### YOUR INSTRUCTIONS
Repeat the whole listing below, word for word.

### RECORDS TO USE
* * * * * * *
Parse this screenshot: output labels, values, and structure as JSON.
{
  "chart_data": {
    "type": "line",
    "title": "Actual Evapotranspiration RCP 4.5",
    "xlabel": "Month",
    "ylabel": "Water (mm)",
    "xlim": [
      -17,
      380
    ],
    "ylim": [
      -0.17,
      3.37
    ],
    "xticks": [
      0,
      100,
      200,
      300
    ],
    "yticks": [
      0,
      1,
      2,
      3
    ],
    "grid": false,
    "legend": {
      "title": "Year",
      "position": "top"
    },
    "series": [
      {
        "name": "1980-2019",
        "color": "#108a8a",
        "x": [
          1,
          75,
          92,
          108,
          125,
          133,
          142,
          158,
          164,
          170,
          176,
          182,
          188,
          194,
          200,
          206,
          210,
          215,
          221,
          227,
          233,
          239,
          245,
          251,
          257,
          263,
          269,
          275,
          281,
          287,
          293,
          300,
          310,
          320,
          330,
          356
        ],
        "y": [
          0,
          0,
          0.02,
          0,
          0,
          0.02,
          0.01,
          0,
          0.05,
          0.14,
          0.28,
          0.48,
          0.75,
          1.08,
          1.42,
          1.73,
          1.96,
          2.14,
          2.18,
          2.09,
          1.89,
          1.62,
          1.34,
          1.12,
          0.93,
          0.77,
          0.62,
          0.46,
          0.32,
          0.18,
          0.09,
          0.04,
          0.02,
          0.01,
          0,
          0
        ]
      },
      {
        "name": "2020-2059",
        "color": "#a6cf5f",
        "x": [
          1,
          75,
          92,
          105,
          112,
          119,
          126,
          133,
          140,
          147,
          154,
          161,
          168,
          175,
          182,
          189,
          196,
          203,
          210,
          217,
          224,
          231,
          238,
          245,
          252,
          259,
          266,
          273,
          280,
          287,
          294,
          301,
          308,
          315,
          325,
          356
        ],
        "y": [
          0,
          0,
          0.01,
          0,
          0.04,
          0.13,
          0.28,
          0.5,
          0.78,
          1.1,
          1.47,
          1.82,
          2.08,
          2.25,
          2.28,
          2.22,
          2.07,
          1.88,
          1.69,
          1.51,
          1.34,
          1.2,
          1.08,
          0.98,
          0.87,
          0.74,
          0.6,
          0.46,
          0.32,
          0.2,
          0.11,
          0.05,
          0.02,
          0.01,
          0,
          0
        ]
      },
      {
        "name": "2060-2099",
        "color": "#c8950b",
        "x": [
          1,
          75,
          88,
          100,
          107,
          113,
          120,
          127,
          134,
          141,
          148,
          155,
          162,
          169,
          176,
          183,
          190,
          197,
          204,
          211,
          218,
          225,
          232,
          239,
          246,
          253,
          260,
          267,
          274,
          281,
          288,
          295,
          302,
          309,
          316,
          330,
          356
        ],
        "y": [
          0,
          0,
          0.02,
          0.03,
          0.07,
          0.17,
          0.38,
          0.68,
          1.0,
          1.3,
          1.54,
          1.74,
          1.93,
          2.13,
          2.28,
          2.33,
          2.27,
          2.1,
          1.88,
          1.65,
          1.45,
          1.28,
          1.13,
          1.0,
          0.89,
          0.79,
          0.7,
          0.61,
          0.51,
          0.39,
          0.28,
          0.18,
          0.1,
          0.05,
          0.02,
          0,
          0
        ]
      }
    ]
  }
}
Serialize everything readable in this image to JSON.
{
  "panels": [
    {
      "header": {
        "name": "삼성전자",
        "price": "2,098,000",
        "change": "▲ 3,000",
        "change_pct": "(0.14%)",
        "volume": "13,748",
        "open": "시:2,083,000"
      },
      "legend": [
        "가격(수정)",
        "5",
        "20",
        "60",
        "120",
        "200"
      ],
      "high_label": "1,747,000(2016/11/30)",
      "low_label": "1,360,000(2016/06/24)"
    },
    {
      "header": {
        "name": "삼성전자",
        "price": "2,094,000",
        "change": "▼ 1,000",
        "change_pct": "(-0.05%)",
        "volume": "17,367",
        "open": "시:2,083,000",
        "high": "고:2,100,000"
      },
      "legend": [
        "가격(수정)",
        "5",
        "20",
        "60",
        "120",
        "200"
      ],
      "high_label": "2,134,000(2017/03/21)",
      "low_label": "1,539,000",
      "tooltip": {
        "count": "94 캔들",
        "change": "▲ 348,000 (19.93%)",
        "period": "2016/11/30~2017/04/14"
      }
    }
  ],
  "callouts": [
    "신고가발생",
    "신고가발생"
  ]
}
* * * * * * *
### EXERCISE RESPONSE
Parse this screenshot: output labels, values, and structure as JSON.
{
  "chart_data": {
    "type": "line",
    "title": "Actual Evapotranspiration RCP 4.5",
    "xlabel": "Month",
    "ylabel": "Water (mm)",
    "xlim": [
      -17,
      380
    ],
    "ylim": [
      -0.17,
      3.37
    ],
    "xticks": [
      0,
      100,
      200,
      300
    ],
    "yticks": [
      0,
      1,
      2,
      3
    ],
    "grid": false,
    "legend": {
      "title": "Year",
      "position": "top"
    },
    "series": [
      {
        "name": "1980-2019",
        "color": "#108a8a",
        "x": [
          1,
          75,
          92,
          108,
          125,
          133,
          142,
          158,
          164,
          170,
          176,
          182,
          188,
          194,
          200,
          206,
          210,
          215,
          221,
          227,
          233,
          239,
          245,
          251,
          257,
          263,
          269,
          275,
          281,
          287,
          293,
          300,
          310,
          320,
          330,
          356
        ],
        "y": [
          0,
          0,
          0.02,
          0,
          0,
          0.02,
          0.01,
          0,
          0.05,
          0.14,
          0.28,
          0.48,
          0.75,
          1.08,
          1.42,
          1.73,
          1.96,
          2.14,
          2.18,
          2.09,
          1.89,
          1.62,
          1.34,
          1.12,
          0.93,
          0.77,
          0.62,
          0.46,
          0.32,
          0.18,
          0.09,
          0.04,
          0.02,
          0.01,
          0,
          0
        ]
      },
      {
        "name": "2020-2059",
        "color": "#a6cf5f",
        "x": [
          1,
          75,
          92,
          105,
          112,
          119,
          126,
          133,
          140,
          147,
          154,
          161,
          168,
          175,
          182,
          189,
          196,
          203,
          210,
          217,
          224,
          231,
          238,
          245,
          252,
          259,
          266,
          273,
          280,
          287,
          294,
          301,
          308,
          315,
          325,
          356
        ],
        "y": [
          0,
          0,
          0.01,
          0,
          0.04,
          0.13,
          0.28,
          0.5,
          0.78,
          1.1,
          1.47,
          1.82,
          2.08,
          2.25,
          2.28,
          2.22,
          2.07,
          1.88,
          1.69,
          1.51,
          1.34,
          1.2,
          1.08,
          0.98,
          0.87,
          0.74,
          0.6,
          0.46,
          0.32,
          0.2,
          0.11,
          0.05,
          0.02,
          0.01,
          0,
          0
        ]
      },
      {
        "name": "2060-2099",
        "color": "#c8950b",
        "x": [
          1,
          75,
          88,
          100,
          107,
          113,
          120,
          127,
          134,
          141,
          148,
          155,
          162,
          169,
          176,
          183,
          190,
          197,
          204,
          211,
          218,
          225,
          232,
          239,
          246,
          253,
          260,
          267,
          274,
          281,
          288,
          295,
          302,
          309,
          316,
          330,
          356
        ],
        "y": [
          0,
          0,
          0.02,
          0.03,
          0.07,
          0.17,
          0.38,
          0.68,
          1.0,
          1.3,
          1.54,
          1.74,
          1.93,
          2.13,
          2.28,
          2.33,
          2.27,
          2.1,
          1.88,
          1.65,
          1.45,
          1.28,
          1.13,
          1.0,
          0.89,
          0.79,
          0.7,
          0.61,
          0.51,
          0.39,
          0.28,
          0.18,
          0.1,
          0.05,
          0.02,
          0,
          0
        ]
      }
    ]
  }
}
Serialize everything readable in this image to JSON.
{
  "panels": [
    {
      "header": {
        "name": "삼성전자",
        "price": "2,098,000",
        "change": "▲ 3,000",
        "change_pct": "(0.14%)",
        "volume": "13,748",
        "open": "시:2,083,000"
      },
      "legend": [
        "가격(수정)",
        "5",
        "20",
        "60",
        "120",
        "200"
      ],
      "high_label": "1,747,000(2016/11/30)",
      "low_label": "1,360,000(2016/06/24)"
    },
    {
      "header": {
        "name": "삼성전자",
        "price": "2,094,000",
        "change": "▼ 1,000",
        "change_pct": "(-0.05%)",
        "volume": "17,367",
        "open": "시:2,083,000",
        "high": "고:2,100,000"
      },
      "legend": [
        "가격(수정)",
        "5",
        "20",
        "60",
        "120",
        "200"
      ],
      "high_label": "2,134,000(2017/03/21)",
      "low_label": "1,539,000",
      "tooltip": {
        "count": "94 캔들",
        "change": "▲ 348,000 (19.93%)",
        "period": "2016/11/30~2017/04/14"
      }
    }
  ],
  "callouts": [
    "신고가발생",
    "신고가발생"
  ]
}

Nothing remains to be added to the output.